> EXERCISE DIRECTIONS: Below are some records; return each one exactly.

> EXERCISE INPUT:
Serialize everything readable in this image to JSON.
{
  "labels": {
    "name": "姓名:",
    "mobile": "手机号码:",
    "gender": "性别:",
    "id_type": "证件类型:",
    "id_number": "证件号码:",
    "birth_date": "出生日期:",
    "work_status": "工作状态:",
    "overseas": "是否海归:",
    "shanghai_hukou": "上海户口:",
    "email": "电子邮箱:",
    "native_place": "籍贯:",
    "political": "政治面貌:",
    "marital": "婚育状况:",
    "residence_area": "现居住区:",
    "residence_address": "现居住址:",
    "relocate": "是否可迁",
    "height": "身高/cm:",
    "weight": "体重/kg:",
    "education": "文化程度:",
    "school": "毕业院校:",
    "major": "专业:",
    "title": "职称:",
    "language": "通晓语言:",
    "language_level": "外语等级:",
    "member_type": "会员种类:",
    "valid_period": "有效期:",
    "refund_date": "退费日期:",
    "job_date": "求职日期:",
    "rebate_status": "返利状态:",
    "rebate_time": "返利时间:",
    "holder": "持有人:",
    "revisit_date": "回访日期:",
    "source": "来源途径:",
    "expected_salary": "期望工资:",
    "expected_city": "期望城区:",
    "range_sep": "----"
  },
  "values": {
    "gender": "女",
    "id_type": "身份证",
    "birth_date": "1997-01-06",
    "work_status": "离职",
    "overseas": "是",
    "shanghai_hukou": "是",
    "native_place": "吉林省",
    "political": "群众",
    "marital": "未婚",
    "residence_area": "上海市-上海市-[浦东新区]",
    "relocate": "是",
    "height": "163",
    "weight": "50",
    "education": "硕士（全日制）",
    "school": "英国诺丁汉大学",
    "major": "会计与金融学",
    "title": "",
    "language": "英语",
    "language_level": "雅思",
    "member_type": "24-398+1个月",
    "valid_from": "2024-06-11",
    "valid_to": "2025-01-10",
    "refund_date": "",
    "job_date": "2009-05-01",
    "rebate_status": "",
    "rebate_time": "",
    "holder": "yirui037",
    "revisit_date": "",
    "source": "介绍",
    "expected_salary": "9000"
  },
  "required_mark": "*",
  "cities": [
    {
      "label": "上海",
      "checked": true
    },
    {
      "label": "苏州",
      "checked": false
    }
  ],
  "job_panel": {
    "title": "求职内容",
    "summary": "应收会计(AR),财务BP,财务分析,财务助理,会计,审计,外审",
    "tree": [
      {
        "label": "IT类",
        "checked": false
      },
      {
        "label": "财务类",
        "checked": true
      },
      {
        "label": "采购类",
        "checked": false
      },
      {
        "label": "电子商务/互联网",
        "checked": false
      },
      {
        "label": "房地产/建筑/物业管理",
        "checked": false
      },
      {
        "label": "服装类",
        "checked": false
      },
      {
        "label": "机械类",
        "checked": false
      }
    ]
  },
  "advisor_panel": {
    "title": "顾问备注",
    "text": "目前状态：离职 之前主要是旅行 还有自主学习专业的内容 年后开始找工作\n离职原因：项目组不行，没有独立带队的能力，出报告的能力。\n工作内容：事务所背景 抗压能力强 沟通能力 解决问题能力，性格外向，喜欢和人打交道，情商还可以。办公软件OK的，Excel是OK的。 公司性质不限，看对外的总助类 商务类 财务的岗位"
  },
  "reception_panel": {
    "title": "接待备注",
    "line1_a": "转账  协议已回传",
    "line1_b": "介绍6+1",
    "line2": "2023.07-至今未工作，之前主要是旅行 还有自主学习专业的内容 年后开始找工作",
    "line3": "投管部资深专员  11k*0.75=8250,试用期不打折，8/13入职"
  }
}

> OUTPUT BELOW:
Serialize everything readable in this image to JSON.
{
  "labels": {
    "name": "姓名:",
    "mobile": "手机号码:",
    "gender": "性别:",
    "id_type": "证件类型:",
    "id_number": "证件号码:",
    "birth_date": "出生日期:",
    "work_status": "工作状态:",
    "overseas": "是否海归:",
    "shanghai_hukou": "上海户口:",
    "email": "电子邮箱:",
    "native_place": "籍贯:",
    "political": "政治面貌:",
    "marital": "婚育状况:",
    "residence_area": "现居住区:",
    "residence_address": "现居住址:",
    "relocate": "是否可迁",
    "height": "身高/cm:",
    "weight": "体重/kg:",
    "education": "文化程度:",
    "school": "毕业院校:",
    "major": "专业:",
    "title": "职称:",
    "language": "通晓语言:",
    "language_level": "外语等级:",
    "member_type": "会员种类:",
    "valid_period": "有效期:",
    "refund_date": "退费日期:",
    "job_date": "求职日期:",
    "rebate_status": "返利状态:",
    "rebate_time": "返利时间:",
    "holder": "持有人:",
    "revisit_date": "回访日期:",
    "source": "来源途径:",
    "expected_salary": "期望工资:",
    "expected_city": "期望城区:",
    "range_sep": "----"
  },
  "values": {
    "gender": "女",
    "id_type": "身份证",
    "birth_date": "1997-01-06",
    "work_status": "离职",
    "overseas": "是",
    "shanghai_hukou": "是",
    "native_place": "吉林省",
    "political": "群众",
    "marital": "未婚",
    "residence_area": "上海市-上海市-[浦东新区]",
    "relocate": "是",
    "height": "163",
    "weight": "50",
    "education": "硕士（全日制）",
    "school": "英国诺丁汉大学",
    "major": "会计与金融学",
    "title": "",
    "language": "英语",
    "language_level": "雅思",
    "member_type": "24-398+1个月",
    "valid_from": "2024-06-11",
    "valid_to": "2025-01-10",
    "refund_date": "",
    "job_date": "2009-05-01",
    "rebate_status": "",
    "rebate_time": "",
    "holder": "yirui037",
    "revisit_date": "",
    "source": "介绍",
    "expected_salary": "9000"
  },
  "required_mark": "*",
  "cities": [
    {
      "label": "上海",
      "checked": true
    },
    {
      "label": "苏州",
      "checked": false
    }
  ],
  "job_panel": {
    "title": "求职内容",
    "summary": "应收会计(AR),财务BP,财务分析,财务助理,会计,审计,外审",
    "tree": [
      {
        "label": "IT类",
        "checked": false
      },
      {
        "label": "财务类",
        "checked": true
      },
      {
        "label": "采购类",
        "checked": false
      },
      {
        "label": "电子商务/互联网",
        "checked": false
      },
      {
        "label": "房地产/建筑/物业管理",
        "checked": false
      },
      {
        "label": "服装类",
        "checked": false
      },
      {
        "label": "机械类",
        "checked": false
      }
    ]
  },
  "advisor_panel": {
    "title": "顾问备注",
    "text": "目前状态：离职 之前主要是旅行 还有自主学习专业的内容 年后开始找工作\n离职原因：项目组不行，没有独立带队的能力，出报告的能力。\n工作内容：事务所背景 抗压能力强 沟通能力 解决问题能力，性格外向，喜欢和人打交道，情商还可以。办公软件OK的，Excel是OK的。 公司性质不限，看对外的总助类 商务类 财务的岗位"
  },
  "reception_panel": {
    "title": "接待备注",
    "line1_a": "转账  协议已回传",
    "line1_b": "介绍6+1",
    "line2": "2023.07-至今未工作，之前主要是旅行 还有自主学习专业的内容 年后开始找工作",
    "line3": "投管部资深专员  11k*0.75=8250,试用期不打折，8/13入职"
  }
}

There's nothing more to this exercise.